Lines of data:
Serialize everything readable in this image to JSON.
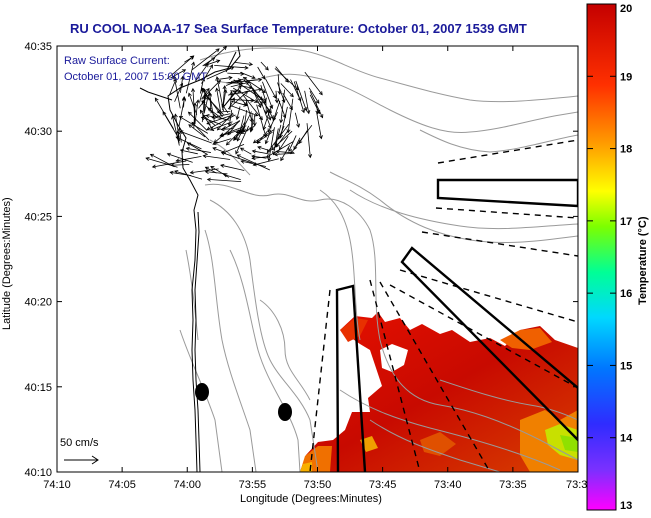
{
  "title": "RU COOL  NOAA-17  Sea Surface Temperature:  October 01, 2007 1539 GMT",
  "annotation": {
    "line1": "Raw Surface Current:",
    "line2": "October 01, 2007 15:00 GMT"
  },
  "scale_label": "50 cm/s",
  "x_axis": {
    "label": "Longitude (Degrees:Minutes)",
    "ticks": [
      "74:10",
      "74:05",
      "74:00",
      "73:55",
      "73:50",
      "73:45",
      "73:40",
      "73:35",
      "73:3"
    ]
  },
  "y_axis": {
    "label": "Latitude (Degrees:Minutes)",
    "ticks": [
      "40:35",
      "40:30",
      "40:25",
      "40:20",
      "40:15",
      "40:10"
    ]
  },
  "colorbar": {
    "label": "Temperature (°C)",
    "ticks": [
      "20",
      "19",
      "18",
      "17",
      "16",
      "15",
      "14",
      "13"
    ],
    "range": [
      13,
      20
    ],
    "colors": [
      "#ff00ff",
      "#3b2cff",
      "#0077ff",
      "#00d8ff",
      "#00ff96",
      "#7cff00",
      "#ffff00",
      "#ffa000",
      "#ff3000",
      "#c40000"
    ]
  },
  "chart_data": {
    "type": "heatmap",
    "title": "RU COOL  NOAA-17  Sea Surface Temperature:  October 01, 2007 1539 GMT",
    "xlabel": "Longitude (Degrees:Minutes)",
    "ylabel": "Latitude (Degrees:Minutes)",
    "xlim": [
      "74:10",
      "73:3"
    ],
    "ylim": [
      "40:10",
      "40:35"
    ],
    "zlabel": "Temperature (°C)",
    "zlim": [
      13,
      20
    ]
  }
}
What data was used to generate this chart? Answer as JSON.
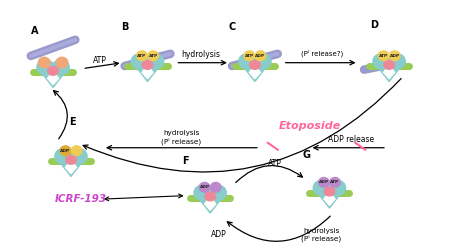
{
  "background_color": "#ffffff",
  "label_A": "A",
  "label_B": "B",
  "label_C": "C",
  "label_D": "D",
  "label_E": "E",
  "label_F": "F",
  "label_G": "G",
  "text_ATP": "ATP",
  "text_hydrolysis": "hydrolysis",
  "text_Pi_release_q": "(Pᴵ release?)",
  "text_hydrolysis_Pi": "hydrolysis\n(Pᴵ release)",
  "text_ADP_release": "ADP release",
  "text_ATP2": "ATP",
  "text_ADP2": "ADP",
  "text_hydrolysis_Pi2": "hydrolysis\n(Pᴵ release)",
  "text_etoposide": "Etoposide",
  "text_icrf": "ICRF-193",
  "col_teal": "#88cccc",
  "col_teal_light": "#aadddd",
  "col_dna": "#9999cc",
  "col_arm": "#99cc55",
  "col_yellow": "#eecc55",
  "col_adp": "#ddaa33",
  "col_pink": "#ee8899",
  "col_orange": "#f0a878",
  "col_purple": "#bb88cc",
  "col_etoposide": "#ff6699",
  "col_icrf": "#cc44cc",
  "col_white": "#ffffff"
}
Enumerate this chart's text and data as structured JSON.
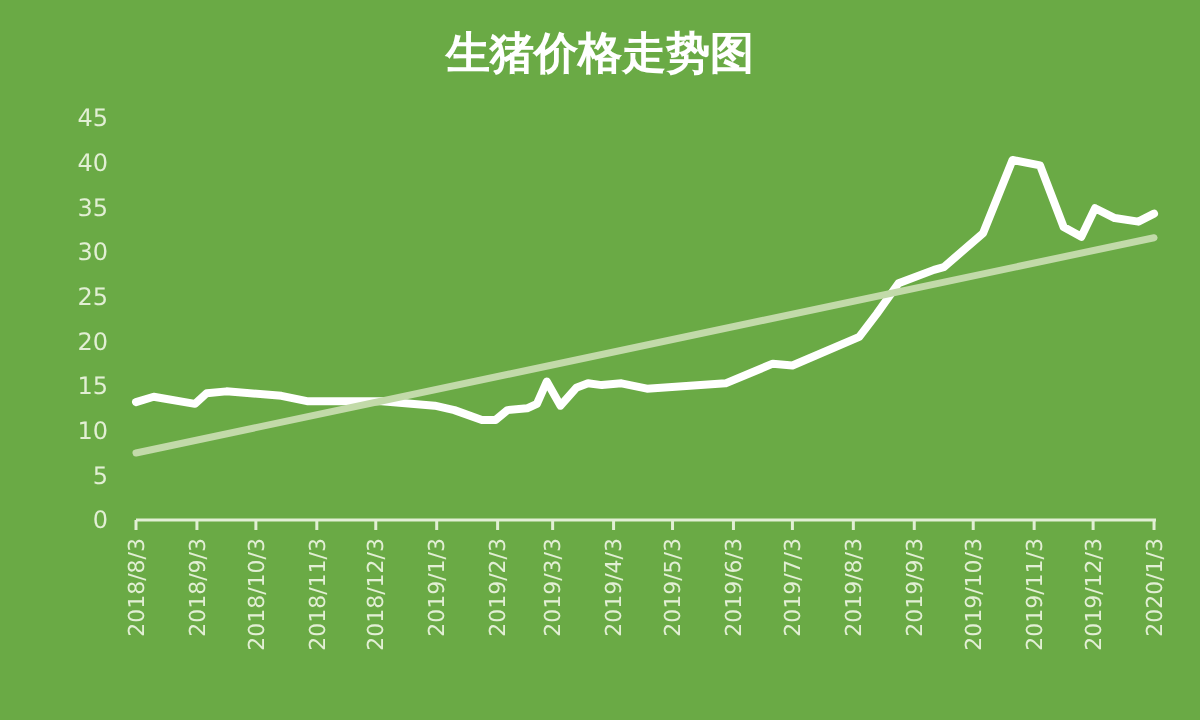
{
  "chart_data": {
    "type": "line",
    "title": "生猪价格走势图",
    "series": [
      {
        "color": "#ffffff",
        "x": [
          "2018-08-03",
          "2018-08-12",
          "2018-09-02",
          "2018-09-08",
          "2018-09-18",
          "2018-10-16",
          "2018-10-29",
          "2018-12-06",
          "2019-01-02",
          "2019-01-12",
          "2019-01-26",
          "2019-02-02",
          "2019-02-08",
          "2019-02-18",
          "2019-02-23",
          "2019-02-28",
          "2019-03-07",
          "2019-03-15",
          "2019-03-21",
          "2019-03-28",
          "2019-04-07",
          "2019-04-20",
          "2019-05-30",
          "2019-06-23",
          "2019-07-03",
          "2019-08-06",
          "2019-08-15",
          "2019-08-26",
          "2019-09-13",
          "2019-09-18",
          "2019-10-08",
          "2019-10-23",
          "2019-11-06",
          "2019-11-18",
          "2019-11-27",
          "2019-12-04",
          "2019-12-14",
          "2019-12-26",
          "2020-01-03"
        ],
        "values": [
          13.2,
          13.8,
          13.0,
          14.2,
          14.4,
          13.9,
          13.3,
          13.3,
          12.8,
          12.3,
          11.2,
          11.2,
          12.3,
          12.5,
          13.0,
          15.5,
          12.8,
          14.8,
          15.3,
          15.1,
          15.3,
          14.7,
          15.3,
          17.5,
          17.3,
          20.5,
          23.1,
          26.5,
          28.0,
          28.3,
          32.1,
          40.3,
          39.7,
          32.8,
          31.7,
          34.9,
          33.8,
          33.4,
          34.3
        ]
      },
      {
        "color": "#c2daa9",
        "x": [
          "2018-08-03",
          "2020-01-03"
        ],
        "values": [
          7.5,
          31.6
        ]
      }
    ],
    "xlim": [
      "2018-08-03",
      "2020-01-04"
    ],
    "xticks": [
      {
        "value": "2018-08-03",
        "label": "2018/8/3"
      },
      {
        "value": "2018-09-03",
        "label": "2018/9/3"
      },
      {
        "value": "2018-10-03",
        "label": "2018/10/3"
      },
      {
        "value": "2018-11-03",
        "label": "2018/11/3"
      },
      {
        "value": "2018-12-03",
        "label": "2018/12/3"
      },
      {
        "value": "2019-01-03",
        "label": "2019/1/3"
      },
      {
        "value": "2019-02-03",
        "label": "2019/2/3"
      },
      {
        "value": "2019-03-03",
        "label": "2019/3/3"
      },
      {
        "value": "2019-04-03",
        "label": "2019/4/3"
      },
      {
        "value": "2019-05-03",
        "label": "2019/5/3"
      },
      {
        "value": "2019-06-03",
        "label": "2019/6/3"
      },
      {
        "value": "2019-07-03",
        "label": "2019/7/3"
      },
      {
        "value": "2019-08-03",
        "label": "2019/8/3"
      },
      {
        "value": "2019-09-03",
        "label": "2019/9/3"
      },
      {
        "value": "2019-10-03",
        "label": "2019/10/3"
      },
      {
        "value": "2019-11-03",
        "label": "2019/11/3"
      },
      {
        "value": "2019-12-03",
        "label": "2019/12/3"
      },
      {
        "value": "2020-01-03",
        "label": "2020/1/3"
      }
    ],
    "ylim": [
      0,
      45
    ],
    "yticks": [
      0,
      5,
      10,
      15,
      20,
      25,
      30,
      35,
      40,
      45
    ],
    "grid": false,
    "marker": "none",
    "line_style": "solid"
  }
}
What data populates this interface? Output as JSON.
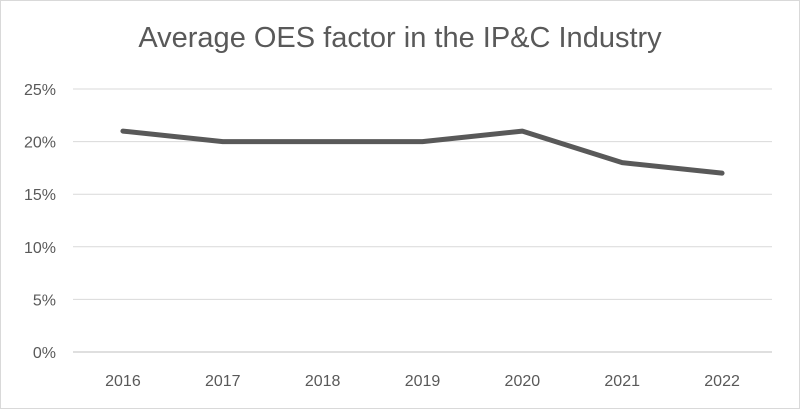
{
  "chart_data": {
    "type": "line",
    "title": "Average OES factor in the IP&C Industry",
    "xlabel": "",
    "ylabel": "",
    "categories": [
      "2016",
      "2017",
      "2018",
      "2019",
      "2020",
      "2021",
      "2022"
    ],
    "series": [
      {
        "name": "Average OES factor",
        "values": [
          21,
          20,
          20,
          20,
          21,
          18,
          17
        ],
        "color": "#595959"
      }
    ],
    "ylim": [
      0,
      25
    ],
    "yticks": [
      0,
      5,
      10,
      15,
      20,
      25
    ],
    "ytick_labels": [
      "0%",
      "5%",
      "10%",
      "15%",
      "20%",
      "25%"
    ],
    "grid": true,
    "legend": "none"
  }
}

**Request**
Output an exact copy of the material, with the pictures removed.

**Task solution**
Serialize everything readable in this image to JSON.
{
  "title": "RU COOL  NOAA-17  Sea Surface Temperature:  October 01, 2007 1539 GMT",
  "annotation": {
    "line1": "Raw Surface Current:",
    "line2": "October 01, 2007 15:00 GMT"
  },
  "scale_label": "50 cm/s",
  "x_axis": {
    "label": "Longitude (Degrees:Minutes)",
    "ticks": [
      "74:10",
      "74:05",
      "74:00",
      "73:55",
      "73:50",
      "73:45",
      "73:40",
      "73:35",
      "73:3"
    ]
  },
  "y_axis": {
    "label": "Latitude (Degrees:Minutes)",
    "ticks": [
      "40:35",
      "40:30",
      "40:25",
      "40:20",
      "40:15",
      "40:10"
    ]
  },
  "colorbar": {
    "label": "Temperature (°C)",
    "ticks": [
      "20",
      "19",
      "18",
      "17",
      "16",
      "15",
      "14",
      "13"
    ],
    "range": [
      13,
      20
    ],
    "colors": [
      "#ff00ff",
      "#3b2cff",
      "#0077ff",
      "#00d8ff",
      "#00ff96",
      "#7cff00",
      "#ffff00",
      "#ffa000",
      "#ff3000",
      "#c40000"
    ]
  },
  "chart_data": {
    "type": "heatmap",
    "title": "RU COOL  NOAA-17  Sea Surface Temperature:  October 01, 2007 1539 GMT",
    "xlabel": "Longitude (Degrees:Minutes)",
    "ylabel": "Latitude (Degrees:Minutes)",
    "xlim": [
      "74:10",
      "73:3"
    ],
    "ylim": [
      "40:10",
      "40:35"
    ],
    "zlabel": "Temperature (°C)",
    "zlim": [
      13,
      20
    ]
  }
}
What data was used to generate this chart? Answer as JSON.
{
  "background_color": "#ffffff",
  "label_A": "A",
  "label_B": "B",
  "label_C": "C",
  "label_D": "D",
  "label_E": "E",
  "label_F": "F",
  "label_G": "G",
  "text_ATP": "ATP",
  "text_hydrolysis": "hydrolysis",
  "text_Pi_release_q": "(Pᴵ release?)",
  "text_hydrolysis_Pi": "hydrolysis\n(Pᴵ release)",
  "text_ADP_release": "ADP release",
  "text_ATP2": "ATP",
  "text_ADP2": "ADP",
  "text_hydrolysis_Pi2": "hydrolysis\n(Pᴵ release)",
  "text_etoposide": "Etoposide",
  "text_icrf": "ICRF-193",
  "col_teal": "#88cccc",
  "col_teal_light": "#aadddd",
  "col_dna": "#9999cc",
  "col_arm": "#99cc55",
  "col_yellow": "#eecc55",
  "col_adp": "#ddaa33",
  "col_pink": "#ee8899",
  "col_orange": "#f0a878",
  "col_purple": "#bb88cc",
  "col_etoposide": "#ff6699",
  "col_icrf": "#cc44cc",
  "col_white": "#ffffff"
}
Enumerate this chart's text and data as structured JSON.
{
  "chart_data": {
    "type": "line",
    "title": "生猪价格走势图",
    "series": [
      {
        "color": "#ffffff",
        "x": [
          "2018-08-03",
          "2018-08-12",
          "2018-09-02",
          "2018-09-08",
          "2018-09-18",
          "2018-10-16",
          "2018-10-29",
          "2018-12-06",
          "2019-01-02",
          "2019-01-12",
          "2019-01-26",
          "2019-02-02",
          "2019-02-08",
          "2019-02-18",
          "2019-02-23",
          "2019-02-28",
          "2019-03-07",
          "2019-03-15",
          "2019-03-21",
          "2019-03-28",
          "2019-04-07",
          "2019-04-20",
          "2019-05-30",
          "2019-06-23",
          "2019-07-03",
          "2019-08-06",
          "2019-08-15",
          "2019-08-26",
          "2019-09-13",
          "2019-09-18",
          "2019-10-08",
          "2019-10-23",
          "2019-11-06",
          "2019-11-18",
          "2019-11-27",
          "2019-12-04",
          "2019-12-14",
          "2019-12-26",
          "2020-01-03"
        ],
        "values": [
          13.2,
          13.8,
          13.0,
          14.2,
          14.4,
          13.9,
          13.3,
          13.3,
          12.8,
          12.3,
          11.2,
          11.2,
          12.3,
          12.5,
          13.0,
          15.5,
          12.8,
          14.8,
          15.3,
          15.1,
          15.3,
          14.7,
          15.3,
          17.5,
          17.3,
          20.5,
          23.1,
          26.5,
          28.0,
          28.3,
          32.1,
          40.3,
          39.7,
          32.8,
          31.7,
          34.9,
          33.8,
          33.4,
          34.3
        ]
      },
      {
        "color": "#c2daa9",
        "x": [
          "2018-08-03",
          "2020-01-03"
        ],
        "values": [
          7.5,
          31.6
        ]
      }
    ],
    "xlim": [
      "2018-08-03",
      "2020-01-04"
    ],
    "xticks": [
      {
        "value": "2018-08-03",
        "label": "2018/8/3"
      },
      {
        "value": "2018-09-03",
        "label": "2018/9/3"
      },
      {
        "value": "2018-10-03",
        "label": "2018/10/3"
      },
      {
        "value": "2018-11-03",
        "label": "2018/11/3"
      },
      {
        "value": "2018-12-03",
        "label": "2018/12/3"
      },
      {
        "value": "2019-01-03",
        "label": "2019/1/3"
      },
      {
        "value": "2019-02-03",
        "label": "2019/2/3"
      },
      {
        "value": "2019-03-03",
        "label": "2019/3/3"
      },
      {
        "value": "2019-04-03",
        "label": "2019/4/3"
      },
      {
        "value": "2019-05-03",
        "label": "2019/5/3"
      },
      {
        "value": "2019-06-03",
        "label": "2019/6/3"
      },
      {
        "value": "2019-07-03",
        "label": "2019/7/3"
      },
      {
        "value": "2019-08-03",
        "label": "2019/8/3"
      },
      {
        "value": "2019-09-03",
        "label": "2019/9/3"
      },
      {
        "value": "2019-10-03",
        "label": "2019/10/3"
      },
      {
        "value": "2019-11-03",
        "label": "2019/11/3"
      },
      {
        "value": "2019-12-03",
        "label": "2019/12/3"
      },
      {
        "value": "2020-01-03",
        "label": "2020/1/3"
      }
    ],
    "ylim": [
      0,
      45
    ],
    "yticks": [
      0,
      5,
      10,
      15,
      20,
      25,
      30,
      35,
      40,
      45
    ],
    "grid": false,
    "marker": "none",
    "line_style": "solid"
  }
}
What data populates this interface? Output as JSON.
{
  "chart_data": {
    "type": "line",
    "title": "Average OES factor in the IP&C Industry",
    "xlabel": "",
    "ylabel": "",
    "categories": [
      "2016",
      "2017",
      "2018",
      "2019",
      "2020",
      "2021",
      "2022"
    ],
    "series": [
      {
        "name": "Average OES factor",
        "values": [
          21,
          20,
          20,
          20,
          21,
          18,
          17
        ],
        "color": "#595959"
      }
    ],
    "ylim": [
      0,
      25
    ],
    "yticks": [
      0,
      5,
      10,
      15,
      20,
      25
    ],
    "ytick_labels": [
      "0%",
      "5%",
      "10%",
      "15%",
      "20%",
      "25%"
    ],
    "grid": true,
    "legend": "none"
  }
}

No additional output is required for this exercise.